**PROBLEM TO SOLVE:** From the entries below, copy every line that holds the word "shushing".

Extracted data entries
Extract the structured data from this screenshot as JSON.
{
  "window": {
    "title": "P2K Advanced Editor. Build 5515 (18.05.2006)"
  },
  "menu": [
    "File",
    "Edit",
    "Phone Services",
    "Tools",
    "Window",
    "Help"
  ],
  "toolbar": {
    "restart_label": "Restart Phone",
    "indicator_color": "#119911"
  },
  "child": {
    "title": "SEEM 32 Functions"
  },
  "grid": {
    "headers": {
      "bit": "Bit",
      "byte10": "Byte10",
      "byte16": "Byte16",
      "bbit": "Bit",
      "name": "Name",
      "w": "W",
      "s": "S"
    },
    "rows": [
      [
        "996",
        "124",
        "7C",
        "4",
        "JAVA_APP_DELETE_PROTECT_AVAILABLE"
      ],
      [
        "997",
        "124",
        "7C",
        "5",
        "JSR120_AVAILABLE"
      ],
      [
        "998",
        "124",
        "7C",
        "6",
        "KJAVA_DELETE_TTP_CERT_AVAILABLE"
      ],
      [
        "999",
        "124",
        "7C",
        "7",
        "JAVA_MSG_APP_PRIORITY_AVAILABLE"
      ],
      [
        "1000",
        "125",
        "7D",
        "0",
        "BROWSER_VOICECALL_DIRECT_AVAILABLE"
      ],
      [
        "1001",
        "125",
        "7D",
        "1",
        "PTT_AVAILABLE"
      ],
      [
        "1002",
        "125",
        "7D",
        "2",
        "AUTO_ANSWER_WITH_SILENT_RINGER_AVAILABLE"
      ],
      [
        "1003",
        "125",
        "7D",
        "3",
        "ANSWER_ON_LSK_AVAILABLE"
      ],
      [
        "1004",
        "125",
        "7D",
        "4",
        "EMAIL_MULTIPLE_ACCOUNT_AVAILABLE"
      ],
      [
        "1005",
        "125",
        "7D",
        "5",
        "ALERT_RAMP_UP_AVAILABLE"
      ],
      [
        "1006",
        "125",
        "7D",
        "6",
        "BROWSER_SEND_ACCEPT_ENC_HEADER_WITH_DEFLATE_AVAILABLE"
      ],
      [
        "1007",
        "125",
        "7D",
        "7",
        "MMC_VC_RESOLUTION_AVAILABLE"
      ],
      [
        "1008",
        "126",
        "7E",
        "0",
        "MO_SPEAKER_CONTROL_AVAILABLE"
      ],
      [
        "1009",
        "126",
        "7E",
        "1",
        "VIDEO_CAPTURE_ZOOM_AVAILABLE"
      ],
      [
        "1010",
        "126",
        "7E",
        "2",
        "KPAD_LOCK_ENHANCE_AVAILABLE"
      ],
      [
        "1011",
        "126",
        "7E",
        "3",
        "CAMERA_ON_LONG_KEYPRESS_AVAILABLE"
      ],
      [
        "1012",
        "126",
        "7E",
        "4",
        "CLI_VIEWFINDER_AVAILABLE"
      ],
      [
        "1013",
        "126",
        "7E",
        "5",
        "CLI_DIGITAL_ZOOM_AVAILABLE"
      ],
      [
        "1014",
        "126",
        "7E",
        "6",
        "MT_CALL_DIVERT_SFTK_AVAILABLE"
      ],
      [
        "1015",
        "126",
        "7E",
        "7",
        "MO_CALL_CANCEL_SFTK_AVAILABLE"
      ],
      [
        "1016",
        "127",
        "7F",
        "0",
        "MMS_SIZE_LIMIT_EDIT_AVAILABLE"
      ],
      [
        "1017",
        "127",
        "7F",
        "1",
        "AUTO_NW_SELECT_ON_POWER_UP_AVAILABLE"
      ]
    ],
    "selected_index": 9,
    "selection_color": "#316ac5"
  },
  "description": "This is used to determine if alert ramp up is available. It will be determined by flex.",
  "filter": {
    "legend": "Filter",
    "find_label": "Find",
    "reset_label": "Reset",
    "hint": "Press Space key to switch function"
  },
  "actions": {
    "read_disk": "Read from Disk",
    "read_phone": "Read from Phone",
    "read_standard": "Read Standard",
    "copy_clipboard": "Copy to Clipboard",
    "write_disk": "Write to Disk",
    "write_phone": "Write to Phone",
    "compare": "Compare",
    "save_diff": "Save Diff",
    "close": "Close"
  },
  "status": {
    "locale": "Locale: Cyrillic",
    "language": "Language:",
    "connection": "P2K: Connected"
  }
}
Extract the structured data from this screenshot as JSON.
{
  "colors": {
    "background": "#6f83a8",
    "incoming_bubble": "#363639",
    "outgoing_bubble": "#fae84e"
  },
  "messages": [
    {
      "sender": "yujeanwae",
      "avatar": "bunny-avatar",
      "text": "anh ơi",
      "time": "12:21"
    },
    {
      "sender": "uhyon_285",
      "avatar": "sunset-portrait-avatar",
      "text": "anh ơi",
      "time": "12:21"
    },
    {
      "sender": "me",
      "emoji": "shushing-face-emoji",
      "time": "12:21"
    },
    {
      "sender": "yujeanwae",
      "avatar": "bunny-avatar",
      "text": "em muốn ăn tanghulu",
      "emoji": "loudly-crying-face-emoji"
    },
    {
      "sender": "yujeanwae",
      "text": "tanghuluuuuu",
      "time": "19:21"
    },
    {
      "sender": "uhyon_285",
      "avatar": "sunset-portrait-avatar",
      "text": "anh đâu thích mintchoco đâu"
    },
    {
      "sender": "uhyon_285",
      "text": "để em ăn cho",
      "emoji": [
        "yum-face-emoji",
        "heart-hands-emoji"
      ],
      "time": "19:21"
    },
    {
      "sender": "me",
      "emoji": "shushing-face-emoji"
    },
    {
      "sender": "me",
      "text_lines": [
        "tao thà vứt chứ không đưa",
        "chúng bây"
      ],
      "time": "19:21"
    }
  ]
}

**SOLUTION FOR THIS EXERCISE:**
      "emoji": "shushing-face-emoji",
      "emoji": "shushing-face-emoji"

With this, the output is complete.